• Problem requirements: Pictures excluded, reproduce exactly the lines below from the one with "What's the underlying" through the one with "Enumerate this screenshot's", both included.
::::
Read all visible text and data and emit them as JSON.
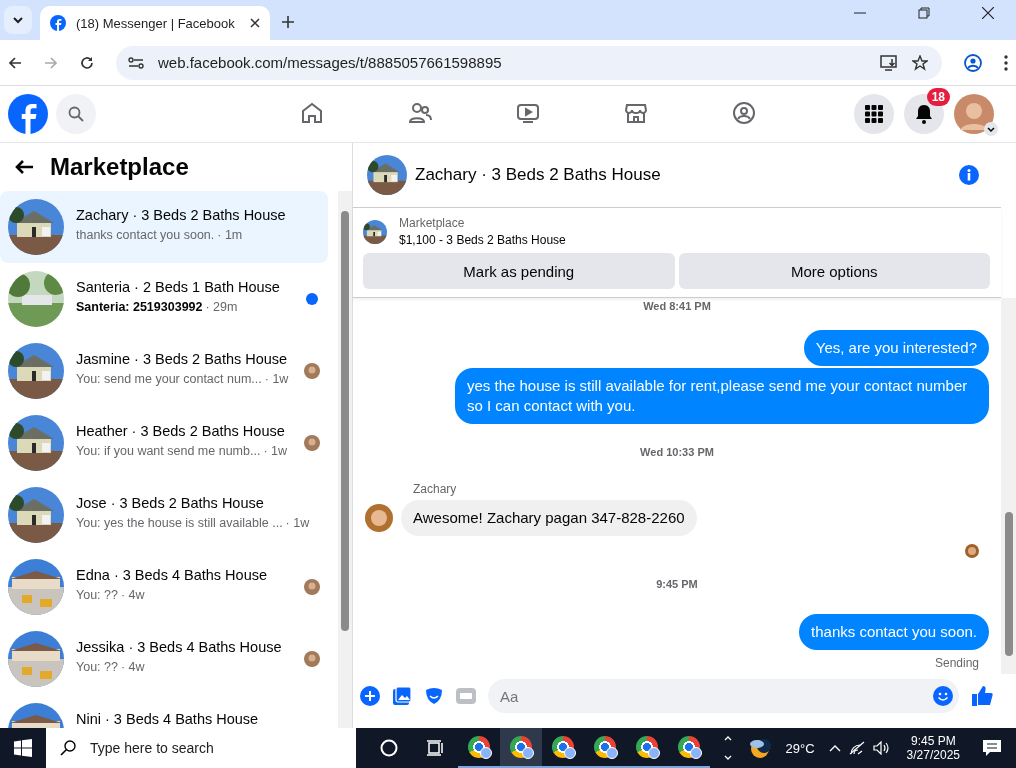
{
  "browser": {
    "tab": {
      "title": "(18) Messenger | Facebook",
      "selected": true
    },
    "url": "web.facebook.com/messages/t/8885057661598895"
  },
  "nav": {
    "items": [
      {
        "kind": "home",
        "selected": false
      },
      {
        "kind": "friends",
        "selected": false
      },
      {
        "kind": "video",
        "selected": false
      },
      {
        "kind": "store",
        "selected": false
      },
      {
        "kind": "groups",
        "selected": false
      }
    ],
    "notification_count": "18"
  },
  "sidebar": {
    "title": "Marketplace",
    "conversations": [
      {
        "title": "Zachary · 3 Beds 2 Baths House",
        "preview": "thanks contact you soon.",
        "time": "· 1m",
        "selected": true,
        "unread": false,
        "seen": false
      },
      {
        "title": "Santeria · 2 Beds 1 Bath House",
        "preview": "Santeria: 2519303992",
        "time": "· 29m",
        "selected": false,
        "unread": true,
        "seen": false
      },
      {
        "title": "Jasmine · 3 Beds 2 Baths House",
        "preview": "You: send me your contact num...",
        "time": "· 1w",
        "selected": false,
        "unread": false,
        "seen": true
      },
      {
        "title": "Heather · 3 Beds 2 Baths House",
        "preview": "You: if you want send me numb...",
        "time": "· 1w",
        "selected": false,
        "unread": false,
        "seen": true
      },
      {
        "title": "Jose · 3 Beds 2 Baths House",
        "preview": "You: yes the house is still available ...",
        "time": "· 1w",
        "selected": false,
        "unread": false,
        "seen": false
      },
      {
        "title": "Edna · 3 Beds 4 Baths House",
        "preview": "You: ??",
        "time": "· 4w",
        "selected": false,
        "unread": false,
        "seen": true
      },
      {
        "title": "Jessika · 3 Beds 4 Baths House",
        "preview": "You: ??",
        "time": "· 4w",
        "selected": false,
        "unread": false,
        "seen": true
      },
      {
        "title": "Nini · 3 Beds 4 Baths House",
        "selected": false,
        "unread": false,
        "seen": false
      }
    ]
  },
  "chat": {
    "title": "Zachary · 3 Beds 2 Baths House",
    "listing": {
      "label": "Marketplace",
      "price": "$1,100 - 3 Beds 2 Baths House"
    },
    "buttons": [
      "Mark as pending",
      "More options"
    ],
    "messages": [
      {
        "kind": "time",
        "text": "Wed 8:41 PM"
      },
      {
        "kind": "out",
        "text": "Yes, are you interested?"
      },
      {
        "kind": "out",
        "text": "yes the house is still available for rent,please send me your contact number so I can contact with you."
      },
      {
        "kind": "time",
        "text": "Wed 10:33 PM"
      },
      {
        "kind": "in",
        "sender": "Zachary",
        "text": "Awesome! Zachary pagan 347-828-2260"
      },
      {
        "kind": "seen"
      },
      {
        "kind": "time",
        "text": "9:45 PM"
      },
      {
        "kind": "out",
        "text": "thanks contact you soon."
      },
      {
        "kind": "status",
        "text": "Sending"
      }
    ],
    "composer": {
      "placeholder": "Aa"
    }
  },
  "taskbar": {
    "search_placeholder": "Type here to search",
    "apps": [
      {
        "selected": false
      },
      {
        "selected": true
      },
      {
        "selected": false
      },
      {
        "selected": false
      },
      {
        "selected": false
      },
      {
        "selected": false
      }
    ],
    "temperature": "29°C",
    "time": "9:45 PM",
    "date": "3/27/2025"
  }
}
::::
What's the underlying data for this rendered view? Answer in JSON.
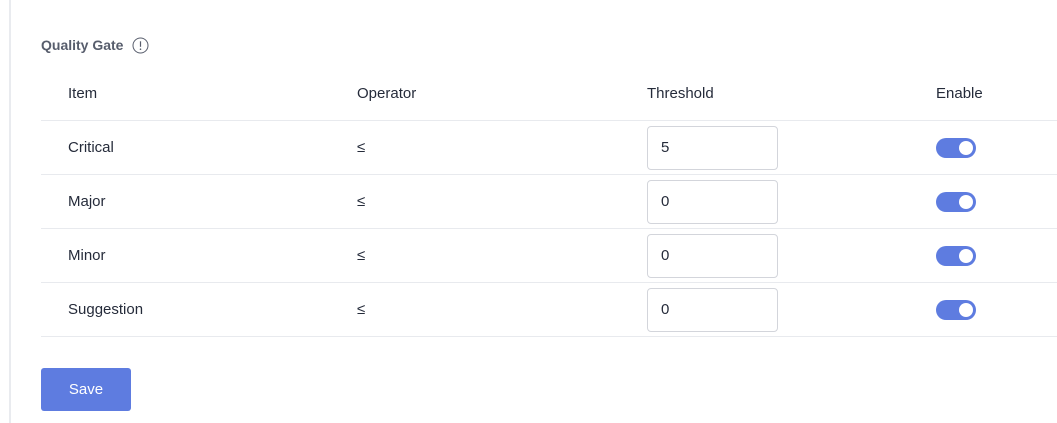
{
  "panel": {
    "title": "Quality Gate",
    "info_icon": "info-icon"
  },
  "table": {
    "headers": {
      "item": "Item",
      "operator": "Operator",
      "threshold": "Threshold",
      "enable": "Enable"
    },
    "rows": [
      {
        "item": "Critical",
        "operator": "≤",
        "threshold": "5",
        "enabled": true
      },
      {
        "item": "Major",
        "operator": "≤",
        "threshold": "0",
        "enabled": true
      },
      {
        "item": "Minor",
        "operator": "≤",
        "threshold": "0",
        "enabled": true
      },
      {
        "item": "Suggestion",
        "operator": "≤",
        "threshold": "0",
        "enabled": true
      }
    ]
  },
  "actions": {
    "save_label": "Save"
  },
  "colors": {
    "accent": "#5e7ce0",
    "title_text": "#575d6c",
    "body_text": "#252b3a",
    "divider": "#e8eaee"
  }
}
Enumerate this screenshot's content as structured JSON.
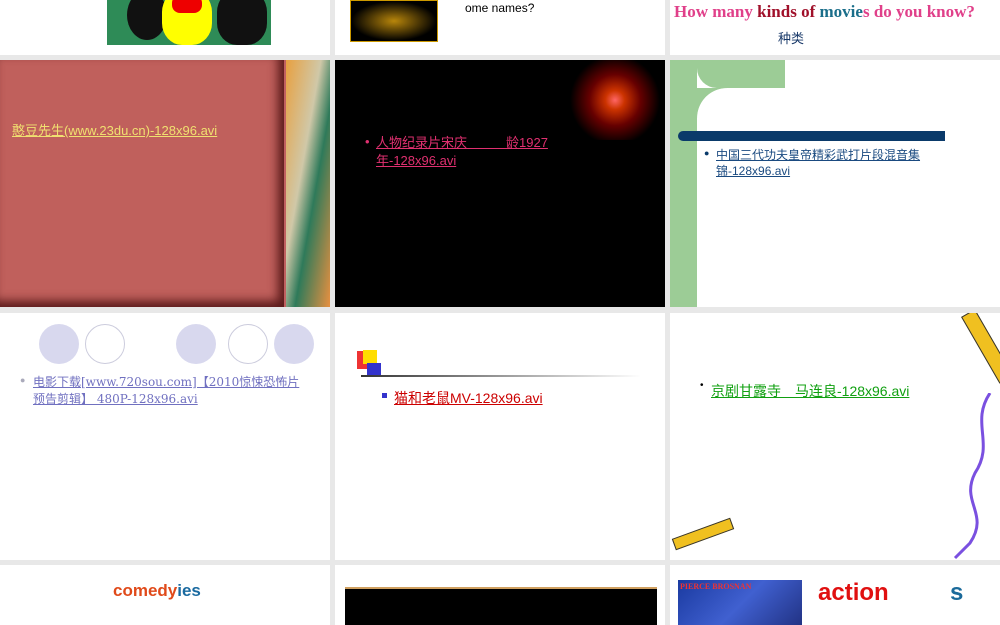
::::
• Task result:
What's the underlying data for this rendered view? Answer in JSON.
{
  "panel": {
    "title": "Quality Gate",
    "info_icon": "info-icon"
  },
  "table": {
    "headers": {
      "item": "Item",
      "operator": "Operator",
      "threshold": "Threshold",
      "enable": "Enable"
    },
    "rows": [
      {
        "item": "Critical",
        "operator": "≤",
        "threshold": "5",
        "enabled": true
      },
      {
        "item": "Major",
        "operator": "≤",
        "threshold": "0",
        "enabled": true
      },
      {
        "item": "Minor",
        "operator": "≤",
        "threshold": "0",
        "enabled": true
      },
      {
        "item": "Suggestion",
        "operator": "≤",
        "threshold": "0",
        "enabled": true
      }
    ]
  },
  "actions": {
    "save_label": "Save"
  },
  "colors": {
    "accent": "#5e7ce0",
    "title_text": "#575d6c",
    "body_text": "#252b3a",
    "divider": "#e8eaee"
  }
}
Enumerate this screenshot's content as structured JSON.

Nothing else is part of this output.